- GIVEN INSTRUCTION:
Could you copy every line of the material below word for word, without changing anything?
[Start SUPPLIED DATA]
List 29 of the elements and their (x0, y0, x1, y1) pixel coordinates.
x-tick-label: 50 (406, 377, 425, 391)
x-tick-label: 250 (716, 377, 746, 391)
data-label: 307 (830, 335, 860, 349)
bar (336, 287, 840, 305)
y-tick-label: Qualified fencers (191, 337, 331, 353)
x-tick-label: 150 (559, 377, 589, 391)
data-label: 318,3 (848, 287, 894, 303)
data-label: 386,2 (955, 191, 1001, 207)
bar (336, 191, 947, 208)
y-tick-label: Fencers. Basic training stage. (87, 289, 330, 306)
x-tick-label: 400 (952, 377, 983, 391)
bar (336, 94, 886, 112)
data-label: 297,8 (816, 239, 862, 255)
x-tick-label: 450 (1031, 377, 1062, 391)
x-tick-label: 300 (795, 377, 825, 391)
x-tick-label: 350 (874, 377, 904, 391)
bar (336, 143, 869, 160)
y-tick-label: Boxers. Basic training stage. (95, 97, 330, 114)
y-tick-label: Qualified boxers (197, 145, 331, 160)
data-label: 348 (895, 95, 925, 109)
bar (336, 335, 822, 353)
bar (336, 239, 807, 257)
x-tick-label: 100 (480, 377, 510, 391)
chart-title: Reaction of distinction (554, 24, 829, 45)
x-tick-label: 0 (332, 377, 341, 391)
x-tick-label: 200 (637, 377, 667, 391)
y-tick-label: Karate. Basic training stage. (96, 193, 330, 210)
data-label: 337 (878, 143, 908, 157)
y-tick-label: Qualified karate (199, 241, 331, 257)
[End SUPPLIED DATA]
- TASK RESULT:
List 29 of the elements and their (x0, y0, x1, y1) pixel coordinates.
x-tick-label: 50 (406, 377, 425, 391)
x-tick-label: 250 (716, 377, 746, 391)
data-label: 307 (830, 335, 860, 349)
bar (336, 287, 840, 305)
y-tick-label: Qualified fencers (191, 337, 331, 353)
x-tick-label: 150 (559, 377, 589, 391)
data-label: 318,3 (848, 287, 894, 303)
data-label: 386,2 (955, 191, 1001, 207)
bar (336, 191, 947, 208)
y-tick-label: Fencers. Basic training stage. (87, 289, 330, 306)
x-tick-label: 400 (952, 377, 983, 391)
bar (336, 94, 886, 112)
data-label: 297,8 (816, 239, 862, 255)
x-tick-label: 450 (1031, 377, 1062, 391)
x-tick-label: 300 (795, 377, 825, 391)
x-tick-label: 350 (874, 377, 904, 391)
bar (336, 143, 869, 160)
y-tick-label: Boxers. Basic training stage. (95, 97, 330, 114)
y-tick-label: Qualified boxers (197, 145, 331, 160)
data-label: 348 (895, 95, 925, 109)
bar (336, 335, 822, 353)
bar (336, 239, 807, 257)
x-tick-label: 100 (480, 377, 510, 391)
chart-title: Reaction of distinction (554, 24, 829, 45)
x-tick-label: 0 (332, 377, 341, 391)
x-tick-label: 200 (637, 377, 667, 391)
y-tick-label: Karate. Basic training stage. (96, 193, 330, 210)
data-label: 337 (878, 143, 908, 157)
y-tick-label: Qualified karate (199, 241, 331, 257)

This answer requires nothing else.